Mayola v. State

344 So. 2d 818
CourtCourt of Criminal Appeals of Alabama
DecidedMarch 8, 1977
StatusPublished
Cited by19 cases

This text of 344 So. 2d 818 (Mayola v. State) is published on Counsel Stack Legal Research, covering Court of Criminal Appeals of Alabama primary law. Counsel Stack provides free access to over 12 million legal documents including statutes, case law, regulations, and constitutions.

Bluebook
Mayola v. State, 344 So. 2d 818 (Ala. Ct. App. 1977).

Opinion

In November of 1962, Michael Anthony Mayola, the appellant, was convicted of the first-degree murder of an eleven year old child. He was sentence to life imprisonment. No appeal was taken from that conviction for which the maximum penalty was death.

On April 3, 1973, the appellant filed a pro se petition for writ of error coram nobis, which he subsequently amended, and which, as amended, was heard and denied. This denial was appealed and this court in Mayola v. State, 57 Ala. App. 137, 326 So.2d 665 (1976) affirmed the ruling of the lower court.

Mayola subsequently filed a petition for a writ of habeas corpus with the United States District Court for the Northern District of Alabama. On April 2, 1976, this petition was denied because the appellant had failed to exhaust his state remedies regarding his claims of (a) the introduction of inadmissible evidence, (b) improper jury selection, and (c) prejudicial pretrial publicity.

On April 12, 1976, the appellant filed a second petition for writ of error coram nobis with the Circuit Court of Blount County. In this second petition, the appellant allegedly and admittedly sought to present those issues to which the state remedy had not been exhausted under the federal court order. After a full hearing on the merits of that petition, it was denied. This appeal is taken from the lower court's order denying the appellant's second petition for a writ of coram nobis. As an indigent, the appellant was afforded counsel on the hearing of each coram nobis petition, a free transcript in each case and counsel on each appeal.

Document layout detection data:

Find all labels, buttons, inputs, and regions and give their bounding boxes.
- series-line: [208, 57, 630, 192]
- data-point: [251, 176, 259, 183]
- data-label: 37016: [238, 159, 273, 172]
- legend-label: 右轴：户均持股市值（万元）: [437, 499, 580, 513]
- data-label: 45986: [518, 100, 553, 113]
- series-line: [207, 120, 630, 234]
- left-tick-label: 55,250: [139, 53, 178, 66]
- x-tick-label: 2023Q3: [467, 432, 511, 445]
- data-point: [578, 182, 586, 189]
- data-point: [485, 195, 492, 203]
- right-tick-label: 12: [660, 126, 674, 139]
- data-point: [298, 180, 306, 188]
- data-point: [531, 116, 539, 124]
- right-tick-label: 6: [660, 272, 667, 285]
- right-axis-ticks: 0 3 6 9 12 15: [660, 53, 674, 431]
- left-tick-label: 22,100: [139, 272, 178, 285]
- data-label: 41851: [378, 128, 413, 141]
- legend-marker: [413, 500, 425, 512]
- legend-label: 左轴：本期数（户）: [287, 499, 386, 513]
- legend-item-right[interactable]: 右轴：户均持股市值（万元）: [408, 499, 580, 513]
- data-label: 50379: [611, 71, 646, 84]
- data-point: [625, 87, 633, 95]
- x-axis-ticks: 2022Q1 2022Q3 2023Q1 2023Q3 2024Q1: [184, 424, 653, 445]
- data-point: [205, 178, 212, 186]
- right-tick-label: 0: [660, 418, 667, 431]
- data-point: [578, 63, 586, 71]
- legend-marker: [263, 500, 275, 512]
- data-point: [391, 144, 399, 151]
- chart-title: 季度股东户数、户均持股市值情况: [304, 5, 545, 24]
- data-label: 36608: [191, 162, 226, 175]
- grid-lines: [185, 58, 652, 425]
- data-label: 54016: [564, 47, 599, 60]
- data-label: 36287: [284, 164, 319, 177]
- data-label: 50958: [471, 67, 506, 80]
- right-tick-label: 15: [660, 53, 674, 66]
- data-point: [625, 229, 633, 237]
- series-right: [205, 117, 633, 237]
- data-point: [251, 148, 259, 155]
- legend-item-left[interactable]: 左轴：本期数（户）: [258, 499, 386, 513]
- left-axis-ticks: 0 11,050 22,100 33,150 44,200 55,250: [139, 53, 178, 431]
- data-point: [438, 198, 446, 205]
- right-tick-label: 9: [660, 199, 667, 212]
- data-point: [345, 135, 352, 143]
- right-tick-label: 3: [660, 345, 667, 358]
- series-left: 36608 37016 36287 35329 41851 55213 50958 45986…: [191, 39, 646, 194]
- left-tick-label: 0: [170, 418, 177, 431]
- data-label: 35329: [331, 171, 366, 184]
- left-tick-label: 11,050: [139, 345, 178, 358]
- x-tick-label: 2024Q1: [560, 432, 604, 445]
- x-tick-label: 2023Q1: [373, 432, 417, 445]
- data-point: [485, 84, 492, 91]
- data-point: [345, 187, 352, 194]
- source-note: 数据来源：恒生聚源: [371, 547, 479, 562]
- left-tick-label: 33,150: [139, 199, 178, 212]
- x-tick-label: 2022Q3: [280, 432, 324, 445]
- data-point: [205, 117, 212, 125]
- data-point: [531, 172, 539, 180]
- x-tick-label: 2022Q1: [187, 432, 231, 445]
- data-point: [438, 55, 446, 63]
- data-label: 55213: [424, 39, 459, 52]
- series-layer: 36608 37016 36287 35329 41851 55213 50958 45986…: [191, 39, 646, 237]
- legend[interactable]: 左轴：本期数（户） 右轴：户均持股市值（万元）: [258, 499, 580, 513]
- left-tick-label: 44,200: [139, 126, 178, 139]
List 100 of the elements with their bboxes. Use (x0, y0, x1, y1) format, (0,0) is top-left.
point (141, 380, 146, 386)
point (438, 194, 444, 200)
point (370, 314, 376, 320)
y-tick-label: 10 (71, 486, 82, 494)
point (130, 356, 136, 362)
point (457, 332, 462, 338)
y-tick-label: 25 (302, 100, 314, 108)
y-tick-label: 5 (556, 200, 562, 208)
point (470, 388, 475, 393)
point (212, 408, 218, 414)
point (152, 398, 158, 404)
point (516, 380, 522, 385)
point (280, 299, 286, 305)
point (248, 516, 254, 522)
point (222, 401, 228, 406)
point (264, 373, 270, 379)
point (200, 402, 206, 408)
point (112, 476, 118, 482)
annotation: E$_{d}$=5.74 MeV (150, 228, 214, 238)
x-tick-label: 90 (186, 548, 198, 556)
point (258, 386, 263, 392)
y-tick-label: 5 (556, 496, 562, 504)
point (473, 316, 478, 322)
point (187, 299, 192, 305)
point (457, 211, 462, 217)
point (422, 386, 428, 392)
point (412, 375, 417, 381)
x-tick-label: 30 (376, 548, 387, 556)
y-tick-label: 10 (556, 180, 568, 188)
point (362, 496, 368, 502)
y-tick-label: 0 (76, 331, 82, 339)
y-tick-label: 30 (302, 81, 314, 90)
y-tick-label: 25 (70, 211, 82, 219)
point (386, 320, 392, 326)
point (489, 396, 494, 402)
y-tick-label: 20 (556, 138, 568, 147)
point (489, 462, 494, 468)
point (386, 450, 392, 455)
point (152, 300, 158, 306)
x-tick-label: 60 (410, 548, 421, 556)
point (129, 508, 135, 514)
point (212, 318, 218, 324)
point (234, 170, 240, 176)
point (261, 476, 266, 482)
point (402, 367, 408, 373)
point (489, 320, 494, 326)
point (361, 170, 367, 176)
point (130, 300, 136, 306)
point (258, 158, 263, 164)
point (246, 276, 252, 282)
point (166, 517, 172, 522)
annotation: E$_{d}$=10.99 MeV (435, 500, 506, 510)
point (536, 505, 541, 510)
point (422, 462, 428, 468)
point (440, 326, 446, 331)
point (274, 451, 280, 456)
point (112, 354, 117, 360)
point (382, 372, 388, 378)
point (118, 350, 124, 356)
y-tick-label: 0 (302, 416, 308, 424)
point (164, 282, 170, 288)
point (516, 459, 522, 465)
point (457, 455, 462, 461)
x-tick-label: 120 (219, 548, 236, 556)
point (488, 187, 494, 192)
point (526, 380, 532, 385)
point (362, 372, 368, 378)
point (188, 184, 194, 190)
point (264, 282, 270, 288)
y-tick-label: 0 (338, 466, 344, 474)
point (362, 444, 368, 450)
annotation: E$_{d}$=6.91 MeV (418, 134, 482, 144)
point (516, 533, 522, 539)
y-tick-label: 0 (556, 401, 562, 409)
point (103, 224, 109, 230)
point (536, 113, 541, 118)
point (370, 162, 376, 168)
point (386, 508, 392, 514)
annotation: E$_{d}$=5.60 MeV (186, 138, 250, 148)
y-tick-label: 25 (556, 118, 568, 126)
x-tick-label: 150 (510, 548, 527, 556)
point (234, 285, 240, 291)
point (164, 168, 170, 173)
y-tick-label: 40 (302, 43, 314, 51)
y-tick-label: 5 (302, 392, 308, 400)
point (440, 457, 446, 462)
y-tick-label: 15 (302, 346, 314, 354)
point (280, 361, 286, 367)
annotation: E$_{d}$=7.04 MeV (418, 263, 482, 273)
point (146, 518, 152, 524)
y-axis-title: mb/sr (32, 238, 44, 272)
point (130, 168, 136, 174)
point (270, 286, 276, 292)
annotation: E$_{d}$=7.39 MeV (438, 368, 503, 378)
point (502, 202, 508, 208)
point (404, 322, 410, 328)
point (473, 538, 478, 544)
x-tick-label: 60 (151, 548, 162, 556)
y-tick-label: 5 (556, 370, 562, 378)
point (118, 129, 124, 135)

The problem: Extend the Mayola v. State opinion from the point where it stops.

Answer space:
Four issues are presented for review. The appellant urges that the following failures of the lower court were error: The failure of the lower court (1) to furnish the appellant with a copy of his trial transcript, *Page 820 (2) to grant the appellant's request for a change of venue based on pretrial publicity, (3) to grant his petition for writ of error coram nobis because illegally obtained evidence was admitted at trial, and (4) because the appellant alleges he was not represented by counsel at his arraignment.

The facts of the crime surrounding the kidnapping and murder of the deceased youth are repulsive and shocking. However, they are not material for purposes of this appeal. Therefore, the relevant facts and testimony will be discussed as material to each issue.

I
The appellant asserts that the lower court erred in denying his request for a copy of his original trial transcript without a showing that (1) the transcript was no longer available and (2) that the state was in no way responsible for its unavailability.

From the testimony given in this second coram nobis hearing it affirmatively appears that, contrary to the appellant's assertions, he was informed by his trial attorneys of his right to appeal and that he knowingly and intelligently waived this right. The appellant has given no credible reason for his delay in raising any issue surrounding his conviction and in appealing his case.

Under Alabama law (Act 525, approved September 16, 1963, Acts of 1963, page 1129; see Code 1940, Recompiled 1958, Title 15, § 380 (14) et seq.) a court cannot order a free transcript until an appeal has been taken. There is no provision under the law of this state for furnishing a transcript of the evidence of a conviction, which has never been appealed, on a post-appeal review. Holden v. State, 47 Ala. App. 164, 251 So.2d 782 (1971);Keeton v. State, 278 Ala. 81, 175 So.2d 774 (1965); Allison v.State, 273 Ala. 223, 137 So.2d 761, cert. denied, 369 U.S. 856,82 S.Ct. 946, 8 L.Ed.2d 15 (1962); Butler v. State, 279 Ala. 311,184 So.2d 823 (1966).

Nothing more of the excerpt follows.